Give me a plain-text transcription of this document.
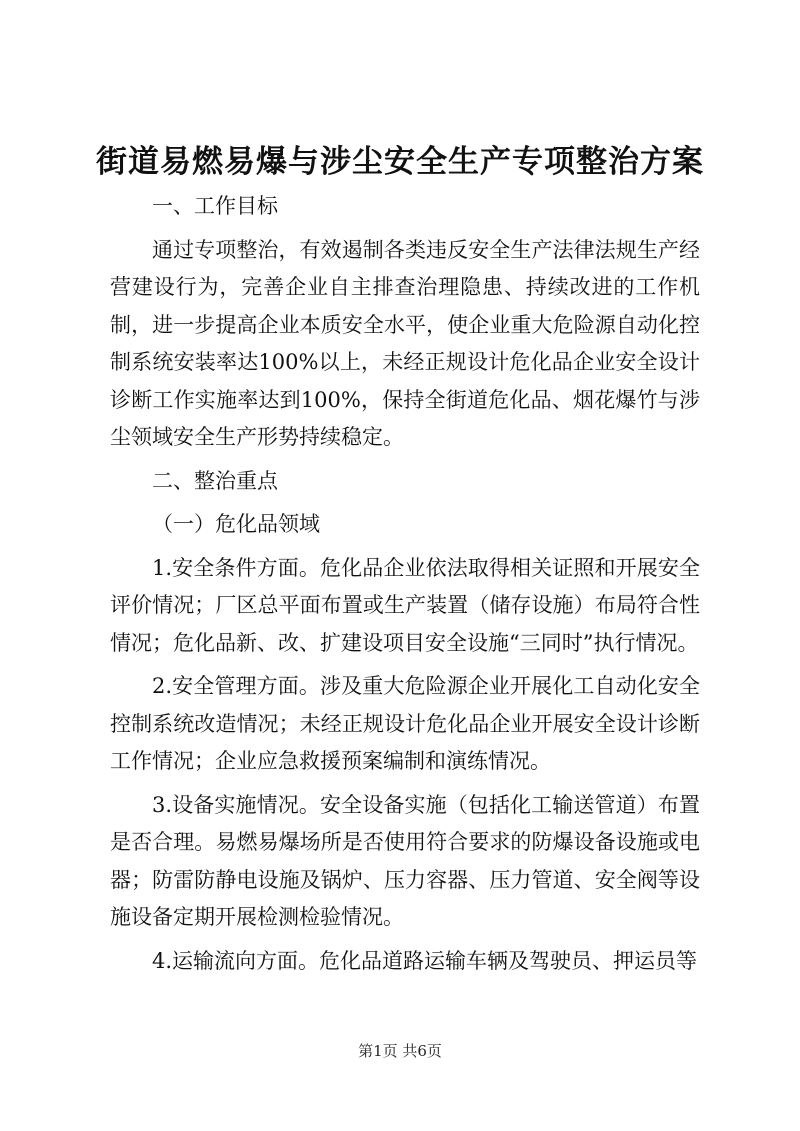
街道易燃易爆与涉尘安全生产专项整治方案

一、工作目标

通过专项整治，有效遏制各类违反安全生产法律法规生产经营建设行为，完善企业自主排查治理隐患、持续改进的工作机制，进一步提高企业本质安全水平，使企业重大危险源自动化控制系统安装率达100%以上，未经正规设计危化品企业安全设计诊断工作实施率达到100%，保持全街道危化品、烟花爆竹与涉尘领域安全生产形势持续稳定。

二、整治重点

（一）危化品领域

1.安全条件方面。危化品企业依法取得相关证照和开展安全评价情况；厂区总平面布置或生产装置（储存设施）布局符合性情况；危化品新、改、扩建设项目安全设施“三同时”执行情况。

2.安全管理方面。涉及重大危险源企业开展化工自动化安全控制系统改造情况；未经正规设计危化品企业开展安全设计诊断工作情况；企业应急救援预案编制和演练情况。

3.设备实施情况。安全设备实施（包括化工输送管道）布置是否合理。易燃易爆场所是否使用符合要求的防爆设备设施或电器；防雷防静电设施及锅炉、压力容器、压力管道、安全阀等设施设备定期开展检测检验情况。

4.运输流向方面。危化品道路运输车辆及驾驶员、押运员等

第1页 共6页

----

_Your instructions_. Pictures stay out; repeat all the rest of the records exactly.

_Response to this exercise_.
Give me a plain-text transcription of this document.
街道易燃易爆与涉尘安全生产专项整治方案

一、工作目标

通过专项整治，有效遏制各类违反安全生产法律法规生产经营建设行为，完善企业自主排查治理隐患、持续改进的工作机制，进一步提高企业本质安全水平，使企业重大危险源自动化控制系统安装率达100%以上，未经正规设计危化品企业安全设计诊断工作实施率达到100%，保持全街道危化品、烟花爆竹与涉尘领域安全生产形势持续稳定。

二、整治重点

（一）危化品领域

1.安全条件方面。危化品企业依法取得相关证照和开展安全评价情况；厂区总平面布置或生产装置（储存设施）布局符合性情况；危化品新、改、扩建设项目安全设施“三同时”执行情况。

2.安全管理方面。涉及重大危险源企业开展化工自动化安全控制系统改造情况；未经正规设计危化品企业开展安全设计诊断工作情况；企业应急救援预案编制和演练情况。

3.设备实施情况。安全设备实施（包括化工输送管道）布置是否合理。易燃易爆场所是否使用符合要求的防爆设备设施或电器；防雷防静电设施及锅炉、压力容器、压力管道、安全阀等设施设备定期开展检测检验情况。

4.运输流向方面。危化品道路运输车辆及驾驶员、押运员等

第1页 共6页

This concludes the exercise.